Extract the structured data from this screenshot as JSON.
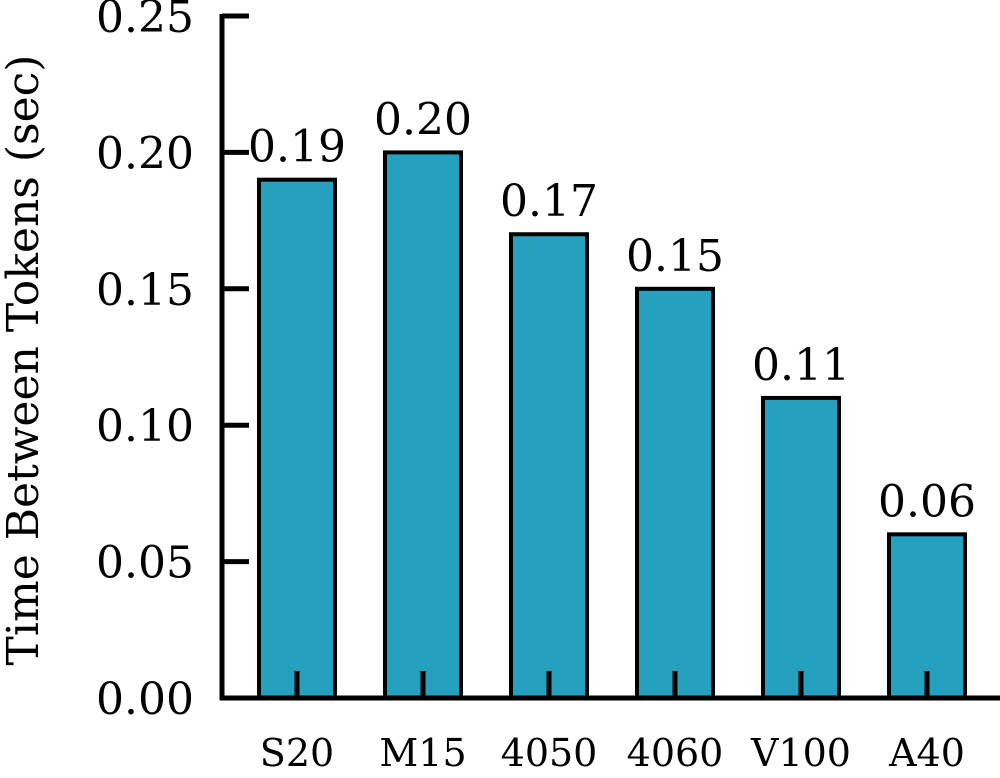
{
  "chart_data": {
    "type": "bar",
    "categories": [
      "S20",
      "M15",
      "4050",
      "4060",
      "V100",
      "A40"
    ],
    "values": [
      0.19,
      0.2,
      0.17,
      0.15,
      0.11,
      0.06
    ],
    "data_labels": [
      "0.19",
      "0.20",
      "0.17",
      "0.15",
      "0.11",
      "0.06"
    ],
    "title": "",
    "xlabel": "",
    "ylabel": "Time Between Tokens (sec)",
    "ylim": [
      0,
      0.25
    ],
    "yticks": [
      "0.00",
      "0.05",
      "0.10",
      "0.15",
      "0.20",
      "0.25"
    ],
    "bar_color": "#25a0bf",
    "grid": false,
    "legend": "none"
  }
}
^^^^^^^^
* _DESCRIPTION OF THE TASK_
Pictures are excluded; copy every other part of the records exactly.

* _EXERCISE OUTPUT_
Extract the structured data from this screenshot as JSON.
{
  "chart_data": {
    "type": "bar",
    "categories": [
      "S20",
      "M15",
      "4050",
      "4060",
      "V100",
      "A40"
    ],
    "values": [
      0.19,
      0.2,
      0.17,
      0.15,
      0.11,
      0.06
    ],
    "data_labels": [
      "0.19",
      "0.20",
      "0.17",
      "0.15",
      "0.11",
      "0.06"
    ],
    "title": "",
    "xlabel": "",
    "ylabel": "Time Between Tokens (sec)",
    "ylim": [
      0,
      0.25
    ],
    "yticks": [
      "0.00",
      "0.05",
      "0.10",
      "0.15",
      "0.20",
      "0.25"
    ],
    "bar_color": "#25a0bf",
    "grid": false,
    "legend": "none"
  }
}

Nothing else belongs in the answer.